**SET PROBLEM:** Pick out each line containing the string "packed".

** Start of RECORD EXCERPTS **

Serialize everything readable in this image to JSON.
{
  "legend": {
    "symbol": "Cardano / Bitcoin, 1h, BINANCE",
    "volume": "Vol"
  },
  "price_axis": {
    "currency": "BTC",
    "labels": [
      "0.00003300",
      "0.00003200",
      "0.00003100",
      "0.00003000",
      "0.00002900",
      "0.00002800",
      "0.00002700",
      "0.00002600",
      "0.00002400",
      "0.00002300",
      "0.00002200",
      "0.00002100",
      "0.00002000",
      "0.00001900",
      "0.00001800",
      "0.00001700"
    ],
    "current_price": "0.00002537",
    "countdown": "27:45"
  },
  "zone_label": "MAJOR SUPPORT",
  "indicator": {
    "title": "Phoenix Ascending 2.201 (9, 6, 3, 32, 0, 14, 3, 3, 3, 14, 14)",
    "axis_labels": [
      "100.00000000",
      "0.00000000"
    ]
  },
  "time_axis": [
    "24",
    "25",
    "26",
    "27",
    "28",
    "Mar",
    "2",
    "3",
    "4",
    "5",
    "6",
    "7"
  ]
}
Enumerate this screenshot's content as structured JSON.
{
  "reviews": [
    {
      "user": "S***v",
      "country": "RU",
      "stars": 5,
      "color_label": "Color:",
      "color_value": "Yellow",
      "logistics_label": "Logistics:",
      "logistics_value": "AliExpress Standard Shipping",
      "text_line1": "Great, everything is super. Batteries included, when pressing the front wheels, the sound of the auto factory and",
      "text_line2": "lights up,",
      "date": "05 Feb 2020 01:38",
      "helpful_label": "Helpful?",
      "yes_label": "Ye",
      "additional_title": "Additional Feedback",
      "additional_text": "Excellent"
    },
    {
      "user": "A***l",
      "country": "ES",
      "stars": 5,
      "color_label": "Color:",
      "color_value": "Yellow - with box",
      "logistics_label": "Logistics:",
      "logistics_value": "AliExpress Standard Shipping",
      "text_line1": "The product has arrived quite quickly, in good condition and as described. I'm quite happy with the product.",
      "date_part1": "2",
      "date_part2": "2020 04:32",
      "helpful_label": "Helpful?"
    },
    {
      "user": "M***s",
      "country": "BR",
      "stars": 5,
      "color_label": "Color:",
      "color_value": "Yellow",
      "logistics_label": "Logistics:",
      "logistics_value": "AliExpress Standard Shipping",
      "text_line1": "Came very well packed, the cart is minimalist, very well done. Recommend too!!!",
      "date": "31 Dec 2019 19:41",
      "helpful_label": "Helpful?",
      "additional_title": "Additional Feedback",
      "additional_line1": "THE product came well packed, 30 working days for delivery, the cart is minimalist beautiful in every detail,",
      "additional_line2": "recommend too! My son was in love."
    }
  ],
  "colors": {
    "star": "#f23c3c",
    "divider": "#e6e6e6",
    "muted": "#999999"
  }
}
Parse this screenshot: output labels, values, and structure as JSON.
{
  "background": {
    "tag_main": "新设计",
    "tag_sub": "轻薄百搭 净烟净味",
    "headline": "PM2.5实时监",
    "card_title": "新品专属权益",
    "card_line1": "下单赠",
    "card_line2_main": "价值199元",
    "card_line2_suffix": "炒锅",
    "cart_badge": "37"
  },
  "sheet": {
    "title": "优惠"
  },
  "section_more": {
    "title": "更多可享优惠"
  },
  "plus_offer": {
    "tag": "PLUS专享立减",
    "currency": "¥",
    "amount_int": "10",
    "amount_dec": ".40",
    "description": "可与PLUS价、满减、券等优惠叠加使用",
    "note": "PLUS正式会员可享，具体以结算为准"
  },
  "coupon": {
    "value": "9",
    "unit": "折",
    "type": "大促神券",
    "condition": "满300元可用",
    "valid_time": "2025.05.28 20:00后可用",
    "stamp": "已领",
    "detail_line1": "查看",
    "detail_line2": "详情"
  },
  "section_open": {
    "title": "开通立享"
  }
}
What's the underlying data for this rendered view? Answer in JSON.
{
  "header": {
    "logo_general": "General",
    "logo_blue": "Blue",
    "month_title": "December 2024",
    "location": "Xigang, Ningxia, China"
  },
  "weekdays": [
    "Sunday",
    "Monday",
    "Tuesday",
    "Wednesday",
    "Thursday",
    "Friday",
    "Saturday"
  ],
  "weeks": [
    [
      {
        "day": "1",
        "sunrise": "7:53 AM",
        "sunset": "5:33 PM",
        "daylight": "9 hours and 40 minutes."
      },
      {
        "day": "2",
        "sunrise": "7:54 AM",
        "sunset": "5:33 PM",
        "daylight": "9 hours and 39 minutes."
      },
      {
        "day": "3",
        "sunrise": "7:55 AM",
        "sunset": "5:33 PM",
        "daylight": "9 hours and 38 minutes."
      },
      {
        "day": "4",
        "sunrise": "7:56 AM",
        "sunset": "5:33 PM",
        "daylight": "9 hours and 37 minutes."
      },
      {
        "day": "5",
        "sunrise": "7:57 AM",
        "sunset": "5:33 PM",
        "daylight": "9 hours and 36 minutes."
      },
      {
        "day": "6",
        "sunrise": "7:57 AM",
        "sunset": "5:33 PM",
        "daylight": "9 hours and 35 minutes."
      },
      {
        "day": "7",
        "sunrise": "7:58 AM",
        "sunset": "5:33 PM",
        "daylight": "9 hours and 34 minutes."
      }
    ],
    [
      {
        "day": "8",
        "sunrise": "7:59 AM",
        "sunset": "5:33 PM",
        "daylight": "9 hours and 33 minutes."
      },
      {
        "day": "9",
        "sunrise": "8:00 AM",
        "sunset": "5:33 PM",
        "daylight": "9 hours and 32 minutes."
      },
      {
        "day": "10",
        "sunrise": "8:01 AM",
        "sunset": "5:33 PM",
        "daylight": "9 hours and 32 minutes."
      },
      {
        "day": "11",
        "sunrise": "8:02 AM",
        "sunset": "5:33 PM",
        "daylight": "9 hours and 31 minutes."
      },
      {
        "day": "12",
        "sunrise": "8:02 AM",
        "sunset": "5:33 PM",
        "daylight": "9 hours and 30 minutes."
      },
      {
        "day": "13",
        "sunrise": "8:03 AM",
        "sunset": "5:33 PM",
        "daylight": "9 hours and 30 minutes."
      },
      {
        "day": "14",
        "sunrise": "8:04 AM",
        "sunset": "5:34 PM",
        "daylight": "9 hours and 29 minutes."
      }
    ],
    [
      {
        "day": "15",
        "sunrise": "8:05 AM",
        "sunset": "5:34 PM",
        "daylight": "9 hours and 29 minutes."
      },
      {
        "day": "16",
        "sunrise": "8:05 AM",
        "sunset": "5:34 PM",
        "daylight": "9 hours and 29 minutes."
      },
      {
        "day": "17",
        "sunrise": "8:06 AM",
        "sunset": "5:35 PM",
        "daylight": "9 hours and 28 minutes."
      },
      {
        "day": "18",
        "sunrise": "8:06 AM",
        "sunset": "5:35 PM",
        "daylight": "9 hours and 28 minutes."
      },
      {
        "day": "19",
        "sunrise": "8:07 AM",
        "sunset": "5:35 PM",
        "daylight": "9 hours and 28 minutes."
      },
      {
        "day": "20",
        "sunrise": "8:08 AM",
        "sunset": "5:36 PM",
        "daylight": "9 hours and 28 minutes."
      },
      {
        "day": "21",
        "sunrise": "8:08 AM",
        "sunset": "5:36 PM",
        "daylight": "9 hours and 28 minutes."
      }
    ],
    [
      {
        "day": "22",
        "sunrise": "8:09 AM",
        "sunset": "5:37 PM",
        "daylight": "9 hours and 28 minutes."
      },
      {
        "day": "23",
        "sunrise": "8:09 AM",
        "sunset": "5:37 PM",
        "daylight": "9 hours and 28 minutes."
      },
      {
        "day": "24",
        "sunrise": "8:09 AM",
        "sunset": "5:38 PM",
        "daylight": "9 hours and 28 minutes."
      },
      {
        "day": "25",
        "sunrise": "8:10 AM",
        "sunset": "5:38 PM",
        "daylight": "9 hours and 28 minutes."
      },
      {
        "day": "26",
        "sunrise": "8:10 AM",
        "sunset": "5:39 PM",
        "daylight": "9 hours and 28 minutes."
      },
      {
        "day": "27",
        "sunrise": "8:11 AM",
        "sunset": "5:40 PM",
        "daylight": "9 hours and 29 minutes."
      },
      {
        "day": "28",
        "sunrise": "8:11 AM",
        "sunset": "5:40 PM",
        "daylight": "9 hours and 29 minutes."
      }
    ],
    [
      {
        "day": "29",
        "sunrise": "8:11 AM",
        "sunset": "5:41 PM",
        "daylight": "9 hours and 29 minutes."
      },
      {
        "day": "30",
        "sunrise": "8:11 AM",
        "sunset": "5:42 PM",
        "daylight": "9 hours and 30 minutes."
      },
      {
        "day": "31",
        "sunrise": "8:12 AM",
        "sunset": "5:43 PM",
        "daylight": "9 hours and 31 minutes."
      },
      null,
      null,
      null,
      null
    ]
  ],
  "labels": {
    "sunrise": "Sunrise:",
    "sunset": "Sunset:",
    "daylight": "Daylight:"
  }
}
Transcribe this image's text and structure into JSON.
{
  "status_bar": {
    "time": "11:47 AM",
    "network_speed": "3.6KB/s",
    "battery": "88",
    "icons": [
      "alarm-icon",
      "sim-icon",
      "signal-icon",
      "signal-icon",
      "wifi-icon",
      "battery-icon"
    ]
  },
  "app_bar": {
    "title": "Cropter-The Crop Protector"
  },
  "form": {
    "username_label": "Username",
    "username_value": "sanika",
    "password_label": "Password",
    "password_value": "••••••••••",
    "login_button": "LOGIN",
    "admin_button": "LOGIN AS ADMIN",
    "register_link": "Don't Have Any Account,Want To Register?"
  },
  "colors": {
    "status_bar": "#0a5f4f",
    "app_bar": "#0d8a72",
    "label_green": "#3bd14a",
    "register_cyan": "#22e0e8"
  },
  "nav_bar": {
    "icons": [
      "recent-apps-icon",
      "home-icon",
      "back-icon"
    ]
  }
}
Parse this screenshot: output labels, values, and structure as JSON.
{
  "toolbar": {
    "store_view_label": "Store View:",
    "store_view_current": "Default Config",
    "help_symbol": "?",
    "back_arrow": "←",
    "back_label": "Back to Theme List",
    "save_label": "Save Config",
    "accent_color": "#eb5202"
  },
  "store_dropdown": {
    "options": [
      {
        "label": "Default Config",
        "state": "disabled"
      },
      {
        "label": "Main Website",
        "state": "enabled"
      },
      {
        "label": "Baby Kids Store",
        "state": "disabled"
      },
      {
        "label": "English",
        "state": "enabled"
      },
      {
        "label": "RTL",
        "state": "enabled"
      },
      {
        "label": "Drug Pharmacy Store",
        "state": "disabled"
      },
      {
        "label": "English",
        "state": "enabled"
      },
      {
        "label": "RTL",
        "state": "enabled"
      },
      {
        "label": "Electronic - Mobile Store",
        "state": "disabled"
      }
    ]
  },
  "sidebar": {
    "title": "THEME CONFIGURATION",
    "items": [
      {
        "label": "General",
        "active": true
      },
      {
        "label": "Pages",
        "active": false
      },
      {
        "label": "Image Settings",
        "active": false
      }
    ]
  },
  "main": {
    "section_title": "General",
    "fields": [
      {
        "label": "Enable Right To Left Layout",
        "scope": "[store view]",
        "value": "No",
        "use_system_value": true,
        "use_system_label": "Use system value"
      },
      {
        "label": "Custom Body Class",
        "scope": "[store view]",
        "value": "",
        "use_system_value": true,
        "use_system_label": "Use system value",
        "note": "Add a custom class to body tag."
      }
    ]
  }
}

** End of RECORD EXCERPTS **

**EXERCISE OUTPUT:**
      "text_line1": "Came very well packed, the cart is minimalist, very well done. Recommend too!!!",
      "additional_line1": "THE product came well packed, 30 working days for delivery, the cart is minimalist beautiful in every detail,",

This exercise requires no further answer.